**Problem:**
Output each line exactly as it appears, skipping any embedded picture.

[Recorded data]
################

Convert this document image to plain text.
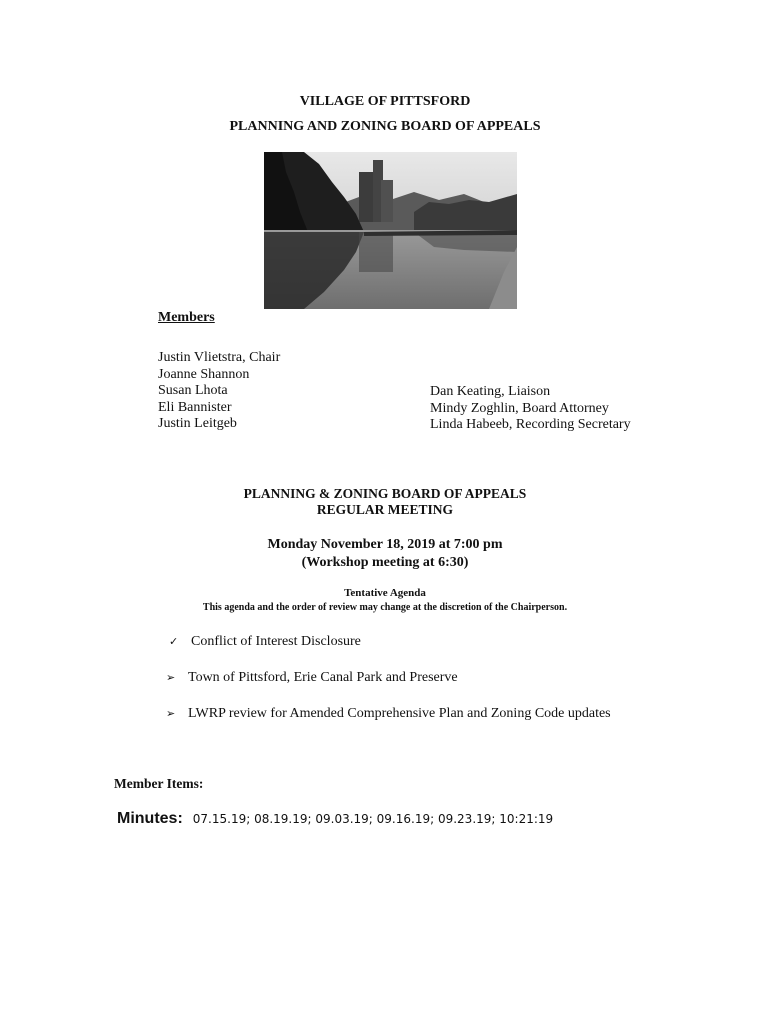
VILLAGE OF PITTSFORD
PLANNING AND ZONING BOARD OF APPEALS
Members
Justin Vlietstra, Chair
Joanne Shannon
Susan Lhota
Eli Bannister
Justin Leitgeb
Dan Keating, Liaison
Mindy Zoghlin, Board Attorney
Linda Habeeb, Recording Secretary
PLANNING & ZONING BOARD OF APPEALS
REGULAR MEETING
Monday November 18, 2019 at 7:00 pm
(Workshop meeting at 6:30)
Tentative Agenda
This agenda and the order of review may change at the discretion of the Chairperson.
✓ Conflict of Interest Disclosure
➢ Town of Pittsford, Erie Canal Park and Preserve
➢ LWRP review for Amended Comprehensive Plan and Zoning Code updates
Member Items:
Minutes: 07.15.19; 08.19.19; 09.03.19; 09.16.19; 09.23.19; 10:21:19
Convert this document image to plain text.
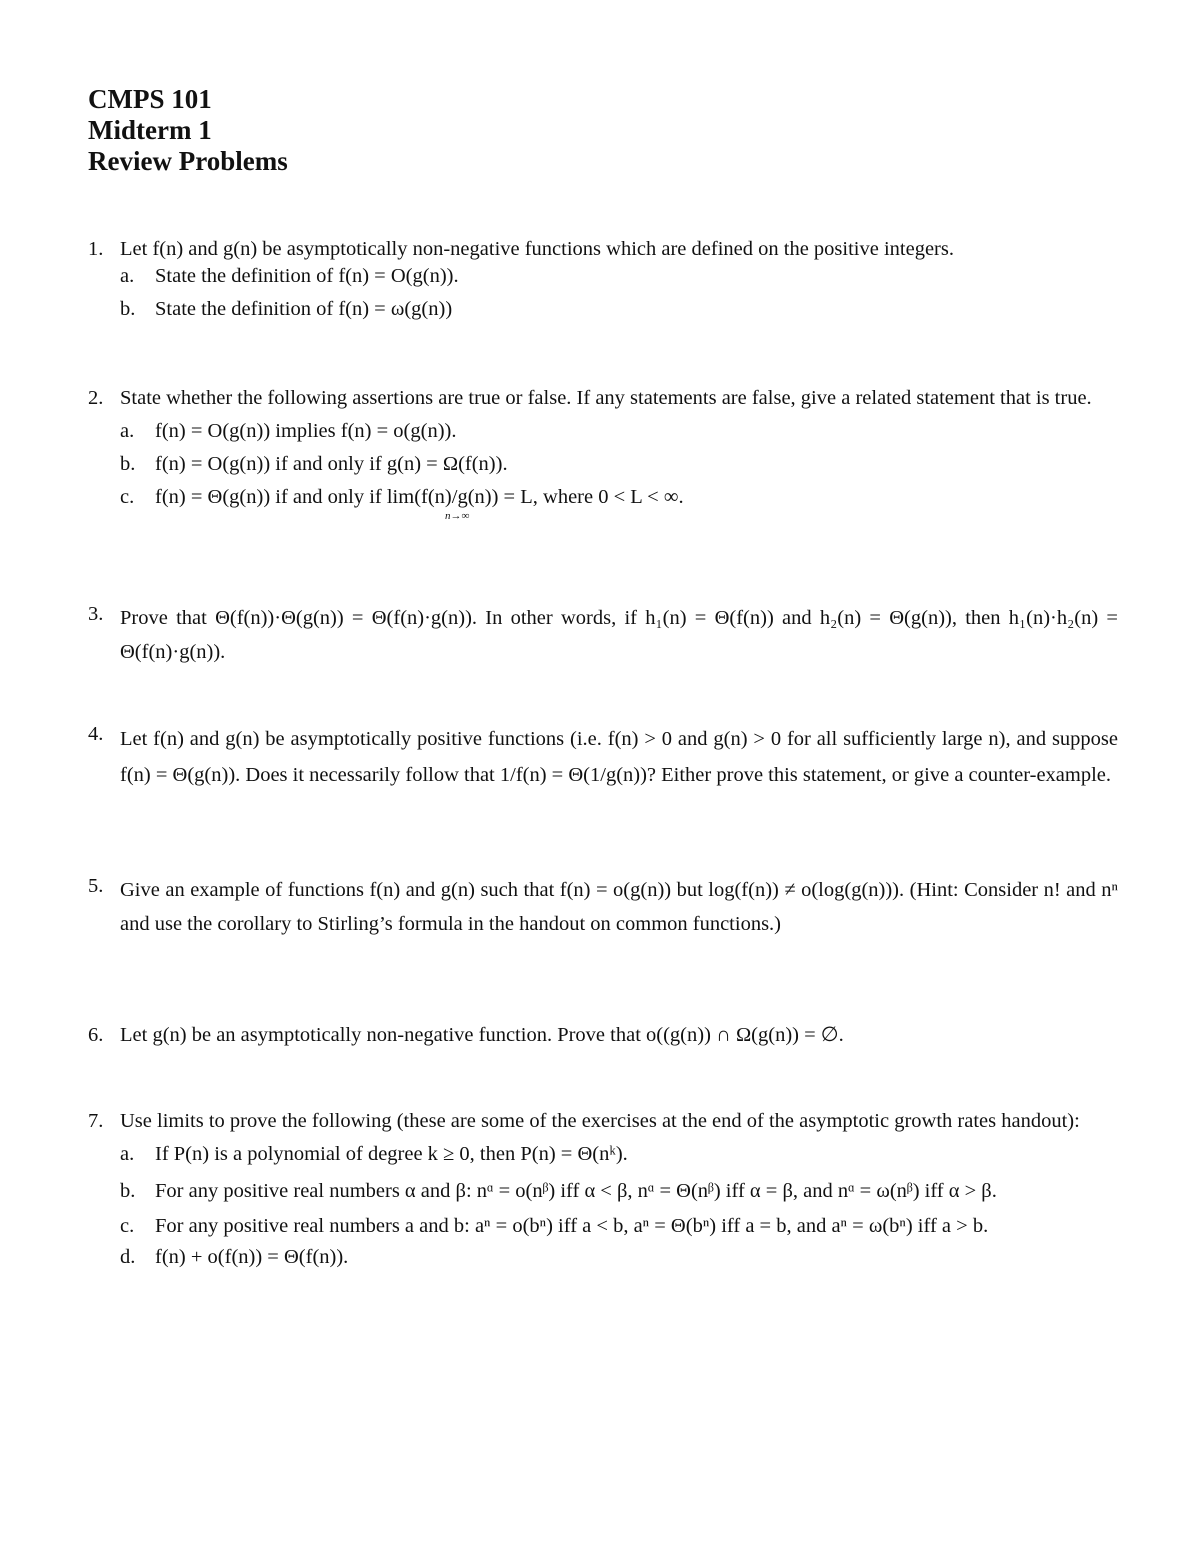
CMPS 101
Midterm 1
Review Problems
1. Let f(n) and g(n) be asymptotically non-negative functions which are defined on the positive integers.
a. State the definition of f(n) = O(g(n)).
b. State the definition of f(n) = ω(g(n))
2. State whether the following assertions are true or false. If any statements are false, give a related statement that is true.
a. f(n) = O(g(n)) implies f(n) = o(g(n)).
b. f(n) = O(g(n)) if and only if g(n) = Ω(f(n)).
c. f(n) = Θ(g(n)) if and only if lim(f(n)/g(n)) = L, where 0 < L < ∞.
n→∞
3. Prove that Θ(f(n))·Θ(g(n)) = Θ(f(n)·g(n)). In other words, if h₁(n) = Θ(f(n)) and h₂(n) = Θ(g(n)), then h₁(n)·h₂(n) = Θ(f(n)·g(n)).
4. Let f(n) and g(n) be asymptotically positive functions (i.e. f(n) > 0 and g(n) > 0 for all sufficiently large n), and suppose f(n) = Θ(g(n)). Does it necessarily follow that 1/f(n) = Θ(1/g(n))? Either prove this statement, or give a counter-example.
5. Give an example of functions f(n) and g(n) such that f(n) = o(g(n)) but log(f(n)) ≠ o(log(g(n))). (Hint: Consider n! and nⁿ and use the corollary to Stirling’s formula in the handout on common functions.)
6. Let g(n) be an asymptotically non-negative function. Prove that o((g(n)) ∩ Ω(g(n)) = ∅.
7. Use limits to prove the following (these are some of the exercises at the end of the asymptotic growth rates handout):
a. If P(n) is a polynomial of degree k ≥ 0, then P(n) = Θ(nᵏ).
b. For any positive real numbers α and β: nᵅ = o(nᵝ) iff α < β, nᵅ = Θ(nᵝ) iff α = β, and nᵅ = ω(nᵝ) iff α > β.
c. For any positive real numbers a and b: aⁿ = o(bⁿ) iff a < b, aⁿ = Θ(bⁿ) iff a = b, and aⁿ = ω(bⁿ) iff a > b.
d. f(n) + o(f(n)) = Θ(f(n)).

################

**Completed exercise:**
Convert this document image to plain text.
VILLAGE OF PITTSFORD
PLANNING AND ZONING BOARD OF APPEALS
Members
Justin Vlietstra, Chair
Joanne Shannon
Susan Lhota
Eli Bannister
Justin Leitgeb
Dan Keating, Liaison
Mindy Zoghlin, Board Attorney
Linda Habeeb, Recording Secretary
PLANNING & ZONING BOARD OF APPEALS
REGULAR MEETING
Monday November 18, 2019 at 7:00 pm
(Workshop meeting at 6:30)
Tentative Agenda
This agenda and the order of review may change at the discretion of the Chairperson.
✓ Conflict of Interest Disclosure
➢ Town of Pittsford, Erie Canal Park and Preserve
➢ LWRP review for Amended Comprehensive Plan and Zoning Code updates
Member Items:
Minutes: 07.15.19; 08.19.19; 09.03.19; 09.16.19; 09.23.19; 10:21:19
Convert this document image to plain text.
CMPS 101
Midterm 1
Review Problems
1. Let f(n) and g(n) be asymptotically non-negative functions which are defined on the positive integers.
a. State the definition of f(n) = O(g(n)).
b. State the definition of f(n) = ω(g(n))
2. State whether the following assertions are true or false. If any statements are false, give a related statement that is true.
a. f(n) = O(g(n)) implies f(n) = o(g(n)).
b. f(n) = O(g(n)) if and only if g(n) = Ω(f(n)).
c. f(n) = Θ(g(n)) if and only if lim(f(n)/g(n)) = L, where 0 < L < ∞.
n→∞
3. Prove that Θ(f(n))·Θ(g(n)) = Θ(f(n)·g(n)). In other words, if h₁(n) = Θ(f(n)) and h₂(n) = Θ(g(n)), then h₁(n)·h₂(n) = Θ(f(n)·g(n)).
4. Let f(n) and g(n) be asymptotically positive functions (i.e. f(n) > 0 and g(n) > 0 for all sufficiently large n), and suppose f(n) = Θ(g(n)). Does it necessarily follow that 1/f(n) = Θ(1/g(n))? Either prove this statement, or give a counter-example.
5. Give an example of functions f(n) and g(n) such that f(n) = o(g(n)) but log(f(n)) ≠ o(log(g(n))). (Hint: Consider n! and nⁿ and use the corollary to Stirling’s formula in the handout on common functions.)
6. Let g(n) be an asymptotically non-negative function. Prove that o((g(n)) ∩ Ω(g(n)) = ∅.
7. Use limits to prove the following (these are some of the exercises at the end of the asymptotic growth rates handout):
a. If P(n) is a polynomial of degree k ≥ 0, then P(n) = Θ(nᵏ).
b. For any positive real numbers α and β: nᵅ = o(nᵝ) iff α < β, nᵅ = Θ(nᵝ) iff α = β, and nᵅ = ω(nᵝ) iff α > β.
c. For any positive real numbers a and b: aⁿ = o(bⁿ) iff a < b, aⁿ = Θ(bⁿ) iff a = b, and aⁿ = ω(bⁿ) iff a > b.
d. f(n) + o(f(n)) = Θ(f(n)).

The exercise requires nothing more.